REQUIRED TASK. Lines holding the string "treatment" are the ones to copy from this listing.

SUPPLIED DATA.
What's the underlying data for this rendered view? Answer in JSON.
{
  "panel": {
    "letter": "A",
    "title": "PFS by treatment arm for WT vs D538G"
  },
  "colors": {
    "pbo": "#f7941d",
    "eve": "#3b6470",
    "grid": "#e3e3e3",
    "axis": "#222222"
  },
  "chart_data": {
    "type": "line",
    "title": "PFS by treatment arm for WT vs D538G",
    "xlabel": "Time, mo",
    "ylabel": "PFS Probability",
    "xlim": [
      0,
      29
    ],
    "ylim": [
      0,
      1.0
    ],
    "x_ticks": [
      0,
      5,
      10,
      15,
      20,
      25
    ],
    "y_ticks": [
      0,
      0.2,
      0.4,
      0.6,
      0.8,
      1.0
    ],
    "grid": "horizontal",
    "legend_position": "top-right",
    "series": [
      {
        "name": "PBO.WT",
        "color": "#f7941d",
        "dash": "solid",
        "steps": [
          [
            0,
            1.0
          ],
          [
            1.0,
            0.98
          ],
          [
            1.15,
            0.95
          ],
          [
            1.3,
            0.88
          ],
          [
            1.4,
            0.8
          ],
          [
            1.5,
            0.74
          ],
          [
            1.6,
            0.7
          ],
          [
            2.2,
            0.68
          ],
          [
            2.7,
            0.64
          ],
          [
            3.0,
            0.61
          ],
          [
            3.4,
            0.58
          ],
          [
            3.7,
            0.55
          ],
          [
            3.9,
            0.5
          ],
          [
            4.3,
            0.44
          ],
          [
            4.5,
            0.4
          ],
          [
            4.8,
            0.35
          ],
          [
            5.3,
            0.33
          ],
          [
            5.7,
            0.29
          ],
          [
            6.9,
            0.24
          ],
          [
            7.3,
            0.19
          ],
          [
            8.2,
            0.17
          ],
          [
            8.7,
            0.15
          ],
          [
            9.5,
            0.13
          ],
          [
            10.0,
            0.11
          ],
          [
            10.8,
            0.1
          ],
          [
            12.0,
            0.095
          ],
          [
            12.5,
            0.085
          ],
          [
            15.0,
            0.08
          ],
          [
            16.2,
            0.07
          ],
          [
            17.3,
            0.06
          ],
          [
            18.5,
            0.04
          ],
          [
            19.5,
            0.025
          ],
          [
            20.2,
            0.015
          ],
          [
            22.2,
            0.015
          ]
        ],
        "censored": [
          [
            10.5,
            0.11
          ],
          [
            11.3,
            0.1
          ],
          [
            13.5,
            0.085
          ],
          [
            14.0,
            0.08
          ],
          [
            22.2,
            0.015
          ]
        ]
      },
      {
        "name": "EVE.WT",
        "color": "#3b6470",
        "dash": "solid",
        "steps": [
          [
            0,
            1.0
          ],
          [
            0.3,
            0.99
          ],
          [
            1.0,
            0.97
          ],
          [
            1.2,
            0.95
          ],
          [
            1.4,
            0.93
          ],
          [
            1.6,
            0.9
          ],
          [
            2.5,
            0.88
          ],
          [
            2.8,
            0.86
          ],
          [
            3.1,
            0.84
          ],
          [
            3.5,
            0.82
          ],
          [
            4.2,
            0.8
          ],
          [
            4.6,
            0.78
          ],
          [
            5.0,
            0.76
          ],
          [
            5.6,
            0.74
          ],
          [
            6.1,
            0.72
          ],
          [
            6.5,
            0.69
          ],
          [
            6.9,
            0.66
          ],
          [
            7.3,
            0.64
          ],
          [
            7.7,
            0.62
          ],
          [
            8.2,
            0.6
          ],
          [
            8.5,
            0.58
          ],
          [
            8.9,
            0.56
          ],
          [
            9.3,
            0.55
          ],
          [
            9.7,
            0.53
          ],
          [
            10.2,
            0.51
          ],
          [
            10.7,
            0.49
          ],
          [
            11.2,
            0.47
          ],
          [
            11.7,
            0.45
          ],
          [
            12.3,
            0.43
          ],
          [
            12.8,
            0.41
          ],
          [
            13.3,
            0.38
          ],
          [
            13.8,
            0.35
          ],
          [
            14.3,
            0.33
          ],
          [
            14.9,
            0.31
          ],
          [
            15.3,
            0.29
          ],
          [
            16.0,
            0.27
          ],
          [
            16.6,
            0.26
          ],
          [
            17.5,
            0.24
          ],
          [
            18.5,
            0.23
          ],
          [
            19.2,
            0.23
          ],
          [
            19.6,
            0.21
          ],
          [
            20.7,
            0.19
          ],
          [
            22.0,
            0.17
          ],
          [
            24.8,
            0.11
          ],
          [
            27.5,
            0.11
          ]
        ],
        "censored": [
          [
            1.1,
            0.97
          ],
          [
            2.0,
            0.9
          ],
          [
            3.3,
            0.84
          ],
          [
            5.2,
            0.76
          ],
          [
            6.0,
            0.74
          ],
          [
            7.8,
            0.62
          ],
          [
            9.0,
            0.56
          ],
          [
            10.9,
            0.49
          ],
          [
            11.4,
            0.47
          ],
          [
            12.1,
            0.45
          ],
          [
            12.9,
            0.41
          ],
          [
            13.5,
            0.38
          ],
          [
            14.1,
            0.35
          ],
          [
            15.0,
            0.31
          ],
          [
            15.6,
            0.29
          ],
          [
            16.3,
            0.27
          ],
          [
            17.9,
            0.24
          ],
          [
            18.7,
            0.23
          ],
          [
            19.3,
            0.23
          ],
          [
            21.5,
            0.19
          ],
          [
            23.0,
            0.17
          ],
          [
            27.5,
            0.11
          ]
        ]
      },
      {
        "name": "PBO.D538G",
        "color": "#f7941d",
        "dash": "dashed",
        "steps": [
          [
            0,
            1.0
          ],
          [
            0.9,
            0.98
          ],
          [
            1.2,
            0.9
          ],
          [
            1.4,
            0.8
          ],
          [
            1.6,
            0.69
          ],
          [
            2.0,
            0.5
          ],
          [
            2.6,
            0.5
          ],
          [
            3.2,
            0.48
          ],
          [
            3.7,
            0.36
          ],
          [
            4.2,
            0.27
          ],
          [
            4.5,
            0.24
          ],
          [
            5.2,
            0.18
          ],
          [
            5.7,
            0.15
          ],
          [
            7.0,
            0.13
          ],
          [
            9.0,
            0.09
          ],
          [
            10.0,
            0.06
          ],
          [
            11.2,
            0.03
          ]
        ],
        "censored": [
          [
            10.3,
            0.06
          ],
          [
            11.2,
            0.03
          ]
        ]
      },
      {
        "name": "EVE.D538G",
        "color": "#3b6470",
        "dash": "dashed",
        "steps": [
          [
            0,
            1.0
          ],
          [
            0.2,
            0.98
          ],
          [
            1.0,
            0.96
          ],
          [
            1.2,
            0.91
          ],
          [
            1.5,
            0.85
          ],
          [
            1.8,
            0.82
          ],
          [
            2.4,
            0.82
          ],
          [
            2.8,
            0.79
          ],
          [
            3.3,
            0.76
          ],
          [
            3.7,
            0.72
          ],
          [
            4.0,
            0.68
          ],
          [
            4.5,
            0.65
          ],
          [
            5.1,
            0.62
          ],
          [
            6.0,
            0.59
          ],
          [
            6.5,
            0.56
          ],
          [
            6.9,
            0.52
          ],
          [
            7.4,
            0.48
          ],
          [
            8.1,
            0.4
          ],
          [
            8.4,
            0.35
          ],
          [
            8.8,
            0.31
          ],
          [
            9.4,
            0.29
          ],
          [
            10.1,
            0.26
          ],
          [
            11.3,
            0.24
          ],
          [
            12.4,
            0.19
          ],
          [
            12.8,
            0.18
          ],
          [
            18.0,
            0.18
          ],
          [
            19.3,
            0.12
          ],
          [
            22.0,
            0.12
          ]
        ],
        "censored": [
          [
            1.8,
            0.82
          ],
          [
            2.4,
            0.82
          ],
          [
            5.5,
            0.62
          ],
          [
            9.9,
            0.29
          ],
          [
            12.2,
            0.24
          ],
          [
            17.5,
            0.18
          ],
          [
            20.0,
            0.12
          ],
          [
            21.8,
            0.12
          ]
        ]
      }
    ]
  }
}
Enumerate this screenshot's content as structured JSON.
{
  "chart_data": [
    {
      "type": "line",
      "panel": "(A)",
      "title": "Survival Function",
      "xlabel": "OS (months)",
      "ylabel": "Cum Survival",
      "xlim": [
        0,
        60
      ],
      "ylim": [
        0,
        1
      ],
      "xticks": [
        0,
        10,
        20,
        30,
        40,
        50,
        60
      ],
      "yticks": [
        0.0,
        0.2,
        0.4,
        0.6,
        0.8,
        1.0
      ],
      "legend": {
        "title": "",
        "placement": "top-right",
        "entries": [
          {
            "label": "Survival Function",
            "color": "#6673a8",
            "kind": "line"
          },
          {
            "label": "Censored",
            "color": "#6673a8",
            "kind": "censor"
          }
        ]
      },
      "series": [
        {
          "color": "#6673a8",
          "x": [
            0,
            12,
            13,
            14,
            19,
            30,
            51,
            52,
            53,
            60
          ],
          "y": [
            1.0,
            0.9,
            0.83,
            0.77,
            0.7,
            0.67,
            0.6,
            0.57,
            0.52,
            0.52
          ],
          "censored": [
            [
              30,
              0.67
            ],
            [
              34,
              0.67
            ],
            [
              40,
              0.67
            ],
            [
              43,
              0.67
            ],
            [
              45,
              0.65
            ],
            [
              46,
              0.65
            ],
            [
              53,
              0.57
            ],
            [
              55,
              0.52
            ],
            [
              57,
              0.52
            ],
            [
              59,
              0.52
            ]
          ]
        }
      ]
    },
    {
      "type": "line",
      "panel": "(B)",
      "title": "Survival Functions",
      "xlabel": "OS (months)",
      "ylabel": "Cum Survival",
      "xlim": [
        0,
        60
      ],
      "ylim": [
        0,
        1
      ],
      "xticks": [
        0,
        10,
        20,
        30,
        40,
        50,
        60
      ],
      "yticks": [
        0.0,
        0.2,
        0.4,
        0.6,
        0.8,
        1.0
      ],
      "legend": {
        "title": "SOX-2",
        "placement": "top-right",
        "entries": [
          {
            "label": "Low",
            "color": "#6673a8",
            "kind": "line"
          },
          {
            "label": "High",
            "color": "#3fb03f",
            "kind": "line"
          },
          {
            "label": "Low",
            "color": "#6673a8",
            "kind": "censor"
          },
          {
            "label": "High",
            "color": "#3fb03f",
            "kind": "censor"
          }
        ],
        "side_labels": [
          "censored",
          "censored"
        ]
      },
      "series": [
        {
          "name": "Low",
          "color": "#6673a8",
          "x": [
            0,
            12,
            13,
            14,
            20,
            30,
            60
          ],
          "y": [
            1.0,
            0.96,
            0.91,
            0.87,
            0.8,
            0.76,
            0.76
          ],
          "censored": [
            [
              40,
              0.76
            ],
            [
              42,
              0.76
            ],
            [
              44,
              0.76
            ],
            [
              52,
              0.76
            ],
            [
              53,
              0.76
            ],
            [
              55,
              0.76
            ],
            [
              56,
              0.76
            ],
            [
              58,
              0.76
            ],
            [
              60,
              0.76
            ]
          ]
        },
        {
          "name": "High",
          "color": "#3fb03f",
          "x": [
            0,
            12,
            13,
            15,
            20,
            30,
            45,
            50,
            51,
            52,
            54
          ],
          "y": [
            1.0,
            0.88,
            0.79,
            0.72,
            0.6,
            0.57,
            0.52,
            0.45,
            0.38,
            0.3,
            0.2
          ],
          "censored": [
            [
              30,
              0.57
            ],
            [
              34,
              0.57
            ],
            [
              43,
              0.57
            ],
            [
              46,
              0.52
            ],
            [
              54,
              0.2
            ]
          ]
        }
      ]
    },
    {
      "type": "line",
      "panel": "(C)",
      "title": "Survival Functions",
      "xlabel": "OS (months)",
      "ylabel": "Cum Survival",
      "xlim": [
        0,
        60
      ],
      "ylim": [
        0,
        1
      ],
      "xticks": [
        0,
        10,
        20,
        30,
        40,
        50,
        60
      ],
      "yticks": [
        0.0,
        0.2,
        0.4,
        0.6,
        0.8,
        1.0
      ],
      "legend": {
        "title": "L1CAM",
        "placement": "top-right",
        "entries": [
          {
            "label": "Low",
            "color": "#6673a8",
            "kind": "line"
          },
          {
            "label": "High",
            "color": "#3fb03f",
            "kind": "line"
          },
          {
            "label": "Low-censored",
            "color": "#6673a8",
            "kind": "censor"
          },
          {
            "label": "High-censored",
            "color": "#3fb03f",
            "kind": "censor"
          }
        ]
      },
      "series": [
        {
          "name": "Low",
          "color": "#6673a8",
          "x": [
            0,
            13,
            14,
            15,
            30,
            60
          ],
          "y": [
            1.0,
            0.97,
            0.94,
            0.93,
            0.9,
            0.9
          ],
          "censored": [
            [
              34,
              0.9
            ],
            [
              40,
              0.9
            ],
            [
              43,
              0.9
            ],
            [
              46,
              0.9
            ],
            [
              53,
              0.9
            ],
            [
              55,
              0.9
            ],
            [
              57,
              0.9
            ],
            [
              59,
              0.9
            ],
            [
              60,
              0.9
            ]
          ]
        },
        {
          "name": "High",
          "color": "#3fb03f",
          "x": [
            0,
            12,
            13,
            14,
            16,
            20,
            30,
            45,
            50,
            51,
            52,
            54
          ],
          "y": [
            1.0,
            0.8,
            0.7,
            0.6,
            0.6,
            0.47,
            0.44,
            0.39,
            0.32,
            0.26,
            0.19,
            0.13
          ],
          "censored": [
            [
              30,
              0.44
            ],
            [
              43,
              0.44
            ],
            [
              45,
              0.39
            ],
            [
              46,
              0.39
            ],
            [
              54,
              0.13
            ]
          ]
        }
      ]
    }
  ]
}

SOLUTION FOR THIS EXERCISE.
    "title": "PFS by treatment arm for WT vs D538G"
    "title": "PFS by treatment arm for WT vs D538G",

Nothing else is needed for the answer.